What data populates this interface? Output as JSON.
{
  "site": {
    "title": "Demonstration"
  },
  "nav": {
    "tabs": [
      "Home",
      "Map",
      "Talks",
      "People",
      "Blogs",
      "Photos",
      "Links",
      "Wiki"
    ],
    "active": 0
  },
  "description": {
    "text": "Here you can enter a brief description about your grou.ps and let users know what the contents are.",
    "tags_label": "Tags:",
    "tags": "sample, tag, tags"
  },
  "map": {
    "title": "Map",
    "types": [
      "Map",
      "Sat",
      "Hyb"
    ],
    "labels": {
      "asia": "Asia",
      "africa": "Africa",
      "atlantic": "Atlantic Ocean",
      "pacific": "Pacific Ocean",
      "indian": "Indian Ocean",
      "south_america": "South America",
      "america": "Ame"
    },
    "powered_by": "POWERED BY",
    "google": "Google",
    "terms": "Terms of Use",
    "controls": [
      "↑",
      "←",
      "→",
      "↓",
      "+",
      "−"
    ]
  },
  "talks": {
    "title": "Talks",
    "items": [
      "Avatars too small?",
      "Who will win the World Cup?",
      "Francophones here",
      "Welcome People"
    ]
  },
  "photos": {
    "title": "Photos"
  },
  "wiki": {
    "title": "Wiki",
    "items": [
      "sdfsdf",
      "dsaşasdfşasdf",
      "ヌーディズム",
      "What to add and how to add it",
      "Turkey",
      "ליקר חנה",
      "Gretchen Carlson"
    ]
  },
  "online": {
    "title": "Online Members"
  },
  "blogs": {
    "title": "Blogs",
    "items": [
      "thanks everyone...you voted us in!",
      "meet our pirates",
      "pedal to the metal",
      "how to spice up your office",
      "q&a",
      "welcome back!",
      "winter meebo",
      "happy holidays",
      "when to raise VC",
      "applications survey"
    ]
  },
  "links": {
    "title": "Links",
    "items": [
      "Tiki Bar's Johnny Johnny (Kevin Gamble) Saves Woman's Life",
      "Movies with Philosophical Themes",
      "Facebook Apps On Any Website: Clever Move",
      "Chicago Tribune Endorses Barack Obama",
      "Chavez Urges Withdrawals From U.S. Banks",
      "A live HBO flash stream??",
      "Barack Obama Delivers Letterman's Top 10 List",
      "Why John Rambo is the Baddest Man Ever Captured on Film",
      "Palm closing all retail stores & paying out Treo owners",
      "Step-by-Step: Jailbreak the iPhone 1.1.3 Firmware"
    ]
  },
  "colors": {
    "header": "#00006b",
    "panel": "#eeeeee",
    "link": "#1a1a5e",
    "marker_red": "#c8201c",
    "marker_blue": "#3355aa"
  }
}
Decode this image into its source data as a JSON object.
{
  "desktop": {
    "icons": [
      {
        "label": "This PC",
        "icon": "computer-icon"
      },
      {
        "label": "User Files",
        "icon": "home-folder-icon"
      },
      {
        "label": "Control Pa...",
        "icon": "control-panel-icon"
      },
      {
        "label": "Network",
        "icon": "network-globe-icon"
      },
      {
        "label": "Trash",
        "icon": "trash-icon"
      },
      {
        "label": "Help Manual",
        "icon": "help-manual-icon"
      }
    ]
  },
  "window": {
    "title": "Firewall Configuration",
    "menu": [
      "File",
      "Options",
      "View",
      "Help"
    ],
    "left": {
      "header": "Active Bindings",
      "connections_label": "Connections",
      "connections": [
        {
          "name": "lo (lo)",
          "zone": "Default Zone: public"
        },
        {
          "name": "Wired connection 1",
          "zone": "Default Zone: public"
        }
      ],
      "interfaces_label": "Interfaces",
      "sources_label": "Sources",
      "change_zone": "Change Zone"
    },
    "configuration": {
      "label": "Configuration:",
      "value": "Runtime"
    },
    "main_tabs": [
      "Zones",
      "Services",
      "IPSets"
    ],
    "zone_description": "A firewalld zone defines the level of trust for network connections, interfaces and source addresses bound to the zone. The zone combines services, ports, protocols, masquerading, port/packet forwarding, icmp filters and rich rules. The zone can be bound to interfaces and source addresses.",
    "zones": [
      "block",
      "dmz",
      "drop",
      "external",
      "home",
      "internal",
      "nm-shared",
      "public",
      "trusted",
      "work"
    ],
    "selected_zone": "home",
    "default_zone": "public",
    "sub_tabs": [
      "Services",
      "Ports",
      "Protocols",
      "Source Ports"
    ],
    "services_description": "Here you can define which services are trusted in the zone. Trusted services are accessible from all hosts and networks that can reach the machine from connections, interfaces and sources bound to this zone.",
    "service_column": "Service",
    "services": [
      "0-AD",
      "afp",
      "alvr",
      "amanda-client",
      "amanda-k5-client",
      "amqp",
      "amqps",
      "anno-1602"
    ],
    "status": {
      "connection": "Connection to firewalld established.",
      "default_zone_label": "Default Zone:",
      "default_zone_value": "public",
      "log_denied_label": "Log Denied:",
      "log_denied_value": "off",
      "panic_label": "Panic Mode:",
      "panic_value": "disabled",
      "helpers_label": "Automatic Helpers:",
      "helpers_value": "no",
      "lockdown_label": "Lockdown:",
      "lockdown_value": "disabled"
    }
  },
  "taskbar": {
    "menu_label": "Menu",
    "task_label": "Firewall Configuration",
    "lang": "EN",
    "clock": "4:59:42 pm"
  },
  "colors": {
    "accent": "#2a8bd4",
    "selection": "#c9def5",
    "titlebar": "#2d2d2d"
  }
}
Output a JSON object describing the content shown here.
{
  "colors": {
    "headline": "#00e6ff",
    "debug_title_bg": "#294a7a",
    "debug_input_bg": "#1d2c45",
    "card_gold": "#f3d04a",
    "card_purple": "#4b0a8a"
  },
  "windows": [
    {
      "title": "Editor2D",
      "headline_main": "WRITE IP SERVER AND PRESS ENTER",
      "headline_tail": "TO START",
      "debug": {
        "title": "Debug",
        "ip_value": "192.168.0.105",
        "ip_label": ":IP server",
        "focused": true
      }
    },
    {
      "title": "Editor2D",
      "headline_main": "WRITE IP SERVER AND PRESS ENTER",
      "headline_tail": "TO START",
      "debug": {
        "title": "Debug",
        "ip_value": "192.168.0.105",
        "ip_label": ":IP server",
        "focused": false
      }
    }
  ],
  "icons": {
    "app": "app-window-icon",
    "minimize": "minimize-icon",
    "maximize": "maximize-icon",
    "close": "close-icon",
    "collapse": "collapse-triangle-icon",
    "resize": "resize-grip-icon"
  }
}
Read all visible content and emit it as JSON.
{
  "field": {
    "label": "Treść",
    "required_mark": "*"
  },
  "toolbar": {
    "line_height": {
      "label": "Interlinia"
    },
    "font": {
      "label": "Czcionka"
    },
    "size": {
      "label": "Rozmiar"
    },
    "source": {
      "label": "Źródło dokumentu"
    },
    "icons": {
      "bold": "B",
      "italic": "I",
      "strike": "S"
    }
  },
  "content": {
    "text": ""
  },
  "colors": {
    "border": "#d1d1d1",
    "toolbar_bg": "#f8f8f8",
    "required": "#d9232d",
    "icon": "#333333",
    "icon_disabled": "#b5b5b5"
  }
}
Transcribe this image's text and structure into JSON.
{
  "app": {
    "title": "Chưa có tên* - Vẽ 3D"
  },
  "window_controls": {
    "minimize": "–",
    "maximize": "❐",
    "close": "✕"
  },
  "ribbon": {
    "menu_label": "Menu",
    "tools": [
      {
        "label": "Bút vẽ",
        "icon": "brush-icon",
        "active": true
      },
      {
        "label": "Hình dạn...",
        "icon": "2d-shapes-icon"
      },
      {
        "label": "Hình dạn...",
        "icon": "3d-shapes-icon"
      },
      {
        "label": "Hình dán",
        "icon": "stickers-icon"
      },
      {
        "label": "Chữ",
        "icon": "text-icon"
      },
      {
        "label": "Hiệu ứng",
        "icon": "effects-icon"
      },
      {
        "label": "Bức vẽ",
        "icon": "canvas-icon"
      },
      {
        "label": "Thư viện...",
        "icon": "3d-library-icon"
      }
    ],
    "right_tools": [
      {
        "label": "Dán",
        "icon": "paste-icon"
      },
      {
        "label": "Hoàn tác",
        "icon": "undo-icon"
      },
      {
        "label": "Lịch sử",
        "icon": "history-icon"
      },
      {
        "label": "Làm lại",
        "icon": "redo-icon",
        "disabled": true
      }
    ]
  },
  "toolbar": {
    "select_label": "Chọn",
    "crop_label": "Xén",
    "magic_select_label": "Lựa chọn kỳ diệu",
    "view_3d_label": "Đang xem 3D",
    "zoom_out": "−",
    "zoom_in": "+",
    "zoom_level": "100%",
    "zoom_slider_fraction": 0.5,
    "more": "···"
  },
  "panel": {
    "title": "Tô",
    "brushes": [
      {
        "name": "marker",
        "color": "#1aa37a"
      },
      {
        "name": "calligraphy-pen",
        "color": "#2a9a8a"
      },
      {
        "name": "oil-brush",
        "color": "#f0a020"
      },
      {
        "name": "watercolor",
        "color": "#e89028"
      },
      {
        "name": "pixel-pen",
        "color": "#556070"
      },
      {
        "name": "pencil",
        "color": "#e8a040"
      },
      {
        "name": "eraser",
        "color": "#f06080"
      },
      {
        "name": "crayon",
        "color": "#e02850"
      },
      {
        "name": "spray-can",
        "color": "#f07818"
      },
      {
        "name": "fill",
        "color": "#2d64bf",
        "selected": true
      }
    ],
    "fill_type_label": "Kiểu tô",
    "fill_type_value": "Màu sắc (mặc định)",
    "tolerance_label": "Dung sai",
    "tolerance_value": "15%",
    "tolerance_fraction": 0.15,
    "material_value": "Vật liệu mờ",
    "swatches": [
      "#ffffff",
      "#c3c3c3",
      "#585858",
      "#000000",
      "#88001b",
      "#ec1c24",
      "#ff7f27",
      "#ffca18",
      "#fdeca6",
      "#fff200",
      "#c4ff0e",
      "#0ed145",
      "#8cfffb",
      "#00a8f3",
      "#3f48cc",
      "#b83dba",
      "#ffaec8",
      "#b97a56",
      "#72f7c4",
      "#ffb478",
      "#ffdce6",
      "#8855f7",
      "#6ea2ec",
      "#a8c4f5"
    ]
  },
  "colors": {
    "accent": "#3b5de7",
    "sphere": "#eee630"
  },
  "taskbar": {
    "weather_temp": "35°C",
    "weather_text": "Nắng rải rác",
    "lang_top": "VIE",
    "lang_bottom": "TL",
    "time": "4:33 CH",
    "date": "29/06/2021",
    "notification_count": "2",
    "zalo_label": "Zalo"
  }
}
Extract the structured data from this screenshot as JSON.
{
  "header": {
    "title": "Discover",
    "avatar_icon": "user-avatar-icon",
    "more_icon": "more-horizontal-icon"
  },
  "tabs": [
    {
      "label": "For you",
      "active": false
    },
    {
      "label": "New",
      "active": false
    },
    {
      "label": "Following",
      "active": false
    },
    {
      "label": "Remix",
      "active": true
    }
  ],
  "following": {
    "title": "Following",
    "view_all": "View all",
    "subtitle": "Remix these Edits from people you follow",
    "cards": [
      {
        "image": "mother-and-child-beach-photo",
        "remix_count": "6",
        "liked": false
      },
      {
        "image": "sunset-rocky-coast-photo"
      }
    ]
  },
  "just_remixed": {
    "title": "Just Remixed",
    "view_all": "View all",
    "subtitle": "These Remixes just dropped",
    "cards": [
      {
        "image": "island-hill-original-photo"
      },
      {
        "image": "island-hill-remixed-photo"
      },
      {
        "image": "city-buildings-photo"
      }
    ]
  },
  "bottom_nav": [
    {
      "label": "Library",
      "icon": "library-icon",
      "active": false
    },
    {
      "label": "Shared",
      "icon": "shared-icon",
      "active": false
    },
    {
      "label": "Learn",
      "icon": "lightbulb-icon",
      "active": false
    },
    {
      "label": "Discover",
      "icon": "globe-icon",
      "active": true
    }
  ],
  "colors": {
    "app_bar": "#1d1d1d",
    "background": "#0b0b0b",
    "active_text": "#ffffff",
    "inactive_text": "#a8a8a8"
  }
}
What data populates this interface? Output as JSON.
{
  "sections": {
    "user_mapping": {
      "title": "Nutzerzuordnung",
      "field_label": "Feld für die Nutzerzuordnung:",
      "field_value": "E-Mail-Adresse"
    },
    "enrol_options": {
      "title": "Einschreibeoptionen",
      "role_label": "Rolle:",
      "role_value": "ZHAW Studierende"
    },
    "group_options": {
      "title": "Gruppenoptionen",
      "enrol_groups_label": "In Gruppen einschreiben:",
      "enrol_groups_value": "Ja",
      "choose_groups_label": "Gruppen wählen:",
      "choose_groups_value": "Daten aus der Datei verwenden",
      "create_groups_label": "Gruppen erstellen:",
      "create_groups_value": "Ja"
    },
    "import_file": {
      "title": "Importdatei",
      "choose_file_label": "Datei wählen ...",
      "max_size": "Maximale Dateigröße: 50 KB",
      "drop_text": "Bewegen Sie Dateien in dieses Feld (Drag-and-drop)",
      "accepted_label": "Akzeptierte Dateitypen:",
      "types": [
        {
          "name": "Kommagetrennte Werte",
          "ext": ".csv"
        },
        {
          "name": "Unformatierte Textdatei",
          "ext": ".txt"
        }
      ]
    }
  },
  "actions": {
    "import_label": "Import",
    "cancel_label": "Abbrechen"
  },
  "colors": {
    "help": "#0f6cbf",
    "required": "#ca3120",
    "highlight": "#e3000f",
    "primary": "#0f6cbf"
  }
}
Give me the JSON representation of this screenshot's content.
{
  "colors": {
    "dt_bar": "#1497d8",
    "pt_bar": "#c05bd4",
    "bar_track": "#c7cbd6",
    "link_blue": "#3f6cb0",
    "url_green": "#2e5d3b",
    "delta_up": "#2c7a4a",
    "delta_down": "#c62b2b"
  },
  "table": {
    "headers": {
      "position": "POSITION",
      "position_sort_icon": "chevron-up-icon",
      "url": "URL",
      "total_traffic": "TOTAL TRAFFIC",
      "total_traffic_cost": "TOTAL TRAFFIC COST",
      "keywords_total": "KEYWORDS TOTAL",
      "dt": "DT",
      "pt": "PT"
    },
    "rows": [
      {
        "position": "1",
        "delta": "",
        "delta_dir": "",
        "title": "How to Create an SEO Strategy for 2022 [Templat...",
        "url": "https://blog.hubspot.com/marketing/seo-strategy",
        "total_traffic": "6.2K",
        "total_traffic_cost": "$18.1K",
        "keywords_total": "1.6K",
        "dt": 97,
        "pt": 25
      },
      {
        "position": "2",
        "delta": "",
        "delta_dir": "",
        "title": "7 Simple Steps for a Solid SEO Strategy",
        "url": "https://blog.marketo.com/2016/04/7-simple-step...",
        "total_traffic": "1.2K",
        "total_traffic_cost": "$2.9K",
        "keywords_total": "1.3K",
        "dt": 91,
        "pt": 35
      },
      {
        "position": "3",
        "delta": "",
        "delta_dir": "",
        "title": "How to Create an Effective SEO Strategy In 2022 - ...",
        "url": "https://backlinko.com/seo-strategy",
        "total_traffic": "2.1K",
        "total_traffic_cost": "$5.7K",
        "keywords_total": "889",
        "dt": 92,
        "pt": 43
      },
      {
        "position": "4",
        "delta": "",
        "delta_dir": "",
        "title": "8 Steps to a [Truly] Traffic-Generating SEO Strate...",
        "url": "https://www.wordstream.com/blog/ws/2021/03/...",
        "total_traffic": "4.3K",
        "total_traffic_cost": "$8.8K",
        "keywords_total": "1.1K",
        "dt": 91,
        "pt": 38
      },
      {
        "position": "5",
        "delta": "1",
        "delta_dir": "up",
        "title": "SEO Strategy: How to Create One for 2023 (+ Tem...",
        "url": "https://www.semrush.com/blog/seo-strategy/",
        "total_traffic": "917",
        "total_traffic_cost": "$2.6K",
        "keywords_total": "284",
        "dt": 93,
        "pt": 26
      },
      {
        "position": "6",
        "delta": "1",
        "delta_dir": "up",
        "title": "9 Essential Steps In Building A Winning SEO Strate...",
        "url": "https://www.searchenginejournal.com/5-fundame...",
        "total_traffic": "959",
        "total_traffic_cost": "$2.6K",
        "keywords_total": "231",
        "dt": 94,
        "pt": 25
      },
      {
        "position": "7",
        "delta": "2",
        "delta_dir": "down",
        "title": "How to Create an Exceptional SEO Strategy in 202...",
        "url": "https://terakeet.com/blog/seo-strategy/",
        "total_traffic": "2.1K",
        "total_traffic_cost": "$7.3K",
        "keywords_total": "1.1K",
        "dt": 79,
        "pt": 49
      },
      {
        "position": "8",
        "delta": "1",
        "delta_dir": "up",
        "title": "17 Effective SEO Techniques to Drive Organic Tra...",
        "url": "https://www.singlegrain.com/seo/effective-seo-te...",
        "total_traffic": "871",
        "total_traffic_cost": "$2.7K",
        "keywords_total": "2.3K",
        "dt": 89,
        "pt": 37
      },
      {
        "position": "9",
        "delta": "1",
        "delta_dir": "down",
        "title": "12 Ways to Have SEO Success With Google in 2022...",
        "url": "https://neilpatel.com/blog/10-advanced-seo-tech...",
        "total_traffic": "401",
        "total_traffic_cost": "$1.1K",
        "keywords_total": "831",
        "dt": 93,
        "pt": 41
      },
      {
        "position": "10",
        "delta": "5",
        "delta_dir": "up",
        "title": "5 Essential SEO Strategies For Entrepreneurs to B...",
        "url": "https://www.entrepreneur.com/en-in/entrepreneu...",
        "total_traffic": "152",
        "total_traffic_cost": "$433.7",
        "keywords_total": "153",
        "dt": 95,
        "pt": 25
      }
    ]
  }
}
┄┄┄┄┄┄┄┄┄┄┄┄┄┄┄┄┄┄┄┄
Filter the records above and return every line that holds the word "Essential".

**Exercise result**.
        "title": "9 Essential Steps In Building A Winning SEO Strate...",
        "title": "5 Essential SEO Strategies For Entrepreneurs to B...",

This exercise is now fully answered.